* _Instructions to follow_
Here are some records; copy every line that holds the word "Hồng".

* _Material to process_

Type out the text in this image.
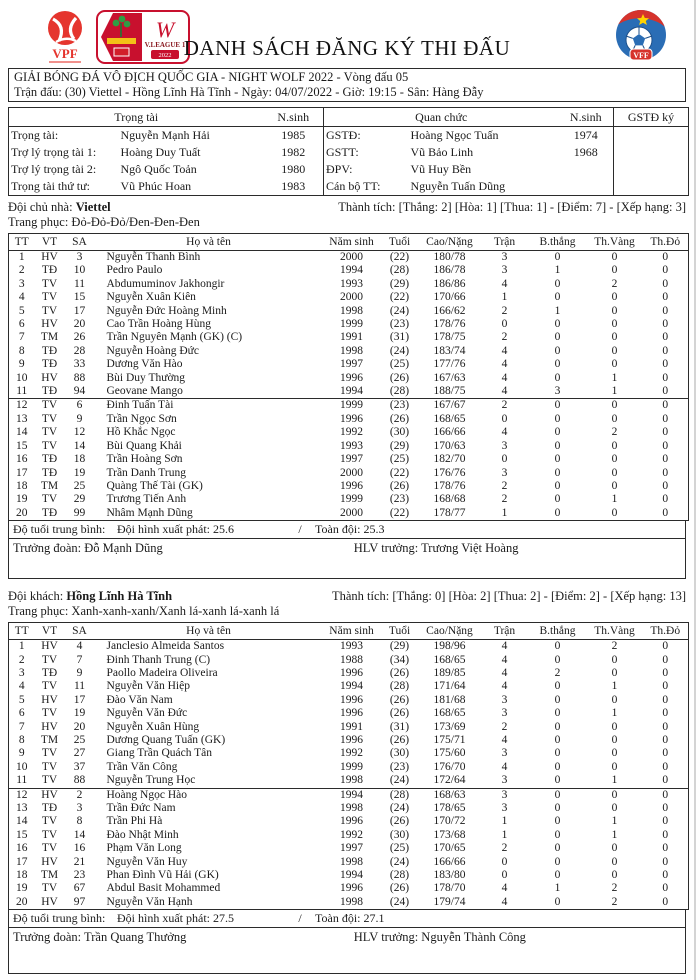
VPF
W
V.LEAGUE 1
2022 DANH SÁCH ĐĂNG KÝ THI ĐẤU	VFF
GIẢI BÓNG ĐÁ VÔ ĐỊCH QUỐC GIA - NIGHT WOLF 2022 - Vòng đấu 05
Trận đấu: (30) Viettel - Hồng Lĩnh Hà Tĩnh - Ngày: 04/07/2022 - Giờ: 19:15 - Sân: Hàng Đẫy
Trọng tài		N.sinh	Quan chức		N.sinh	GSTĐ ký
Trọng tài:	Nguyễn Mạnh Hải	1985	GSTĐ:	Hoàng Ngọc Tuấn	1974	
Trợ lý trọng tài 1:	Hoàng Duy Tuất	1982	GSTT:	Vũ Bảo Linh	1968	
Trợ lý trọng tài 2:	Ngô Quốc Toản	1980	ĐPV:	Vũ Huy Bền		
Trọng tài thứ tư:	Vũ Phúc Hoan	1983	Cán bộ TT:	Nguyễn Tuấn Dũng		
Đội chủ nhà: Viettel	Thành tích: [Thắng: 2] [Hòa: 1] [Thua: 1] - [Điểm: 7] - [Xếp hạng: 3]
Trang phục: Đỏ-Đỏ-Đỏ/Đen-Đen-Đen
TT	VT	SA	Họ và tên	Năm sinh	Tuổi	Cao/Nặng	Trận	B.thắng	Th.Vàng	Th.Đỏ
1	HV	3	Nguyễn Thanh Bình	2000	(22)	180/78	3	0	0	0
2	TĐ	10	Pedro Paulo	1994	(28)	186/78	3	1	0	0
3	TV	11	Abdumuminov Jakhongir	1993	(29)	186/86	4	0	2	0
4	TV	15	Nguyễn Xuân Kiên	2000	(22)	170/66	1	0	0	0
5	TV	17	Nguyễn Đức Hoàng Minh	1998	(24)	166/62	2	1	0	0
6	HV	20	Cao Trần Hoàng Hùng	1999	(23)	178/76	0	0	0	0
7	TM	26	Trần Nguyên Mạnh (GK) (C)	1991	(31)	178/75	2	0	0	0
8	TĐ	28	Nguyễn Hoàng Đức	1998	(24)	183/74	4	0	0	0
9	TĐ	33	Dương Văn Hào	1997	(25)	177/76	4	0	0	0
10	HV	88	Bùi Duy Thường	1996	(26)	167/63	4	0	1	0
11	TĐ	94	Geovane Mango	1994	(28)	188/75	4	3	1	0
12	TV	6	Đinh Tuấn Tài	1999	(23)	167/67	2	0	0	0
13	TV	9	Trần Ngọc Sơn	1996	(26)	168/65	0	0	0	0
14	TV	12	Hồ Khắc Ngọc	1992	(30)	166/66	4	0	2	0
15	TV	14	Bùi Quang Khải	1993	(29)	170/63	3	0	0	0
16	TĐ	18	Trần Hoàng Sơn	1997	(25)	182/70	0	0	0	0
17	TĐ	19	Trần Danh Trung	2000	(22)	176/76	3	0	0	0
18	TM	25	Quàng Thế Tài (GK)	1996	(26)	178/76	2	0	0	0
19	TV	29	Trương Tiến Anh	1999	(23)	168/68	2	0	1	0
20	TĐ	99	Nhâm Mạnh Dũng	2000	(22)	178/77	1	0	0	0
Độ tuổi trung bình: Đội hình xuất phát: 25.6	/	Toàn đội: 25.3
Trưởng đoàn: Đỗ Mạnh Dũng	HLV trưởng: Trương Việt Hoàng
Đội khách: Hồng Lĩnh Hà Tĩnh	Thành tích: [Thắng: 0] [Hòa: 2] [Thua: 2] - [Điểm: 2] - [Xếp hạng: 13]
Trang phục: Xanh-xanh-xanh/Xanh lá-xanh lá-xanh lá
TT	VT	SA	Họ và tên	Năm sinh	Tuổi	Cao/Nặng	Trận	B.thắng	Th.Vàng	Th.Đỏ
1	HV	4	Janclesio Almeida Santos	1993	(29)	198/96	4	0	2	0
2	TV	7	Đinh Thanh Trung (C)	1988	(34)	168/65	4	0	0	0
3	TĐ	9	Paollo Madeira Oliveira	1996	(26)	189/85	4	2	0	0
4	TV	11	Nguyễn Văn Hiệp	1994	(28)	171/64	4	0	1	0
5	HV	17	Đào Văn Nam	1996	(26)	181/68	3	0	0	0
6	TV	19	Nguyễn Văn Đức	1996	(26)	168/65	3	0	1	0
7	HV	20	Nguyễn Xuân Hùng	1991	(31)	173/69	2	0	0	0
8	TM	25	Dương Quang Tuấn (GK)	1996	(26)	175/71	4	0	0	0
9	TV	27	Giang Trần Quách Tân	1992	(30)	175/60	3	0	0	0
10	TV	37	Trần Văn Công	1999	(23)	176/70	4	0	0	0
11	TV	88	Nguyễn Trung Học	1998	(24)	172/64	3	0	1	0
12	HV	2	Hoàng Ngọc Hào	1994	(28)	168/63	3	0	0	0
13	TĐ	3	Trần Đức Nam	1998	(24)	178/65	3	0	0	0
14	TV	8	Trần Phi Hà	1996	(26)	170/72	1	0	1	0
15	TV	14	Đào Nhật Minh	1992	(30)	173/68	1	0	1	0
16	TV	16	Phạm Văn Long	1997	(25)	170/65	2	0	0	0
17	HV	21	Nguyễn Văn Huy	1998	(24)	166/66	0	0	0	0
18	TM	23	Phan Đình Vũ Hải (GK)	1994	(28)	183/80	0	0	0	0
19	TV	67	Abdul Basit Mohammed	1996	(26)	178/70	4	1	2	0
20	HV	97	Nguyễn Văn Hạnh	1998	(24)	179/74	4	0	2	0
Độ tuổi trung bình: Đội hình xuất phát: 27.5	/	Toàn đội: 27.1
Trưởng đoàn: Trần Quang Thưởng	HLV trưởng: Nguyễn Thành Công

* _Reply_
Trận đấu: (30) Viettel - Hồng Lĩnh Hà Tĩnh - Ngày: 04/07/2022 - Giờ: 19:15 - Sân: Hàng Đẫy
Đội khách: Hồng Lĩnh Hà Tĩnh	Thành tích: [Thắng: 0] [Hòa: 2] [Thua: 2] - [Điểm: 2] - [Xếp hạng: 13]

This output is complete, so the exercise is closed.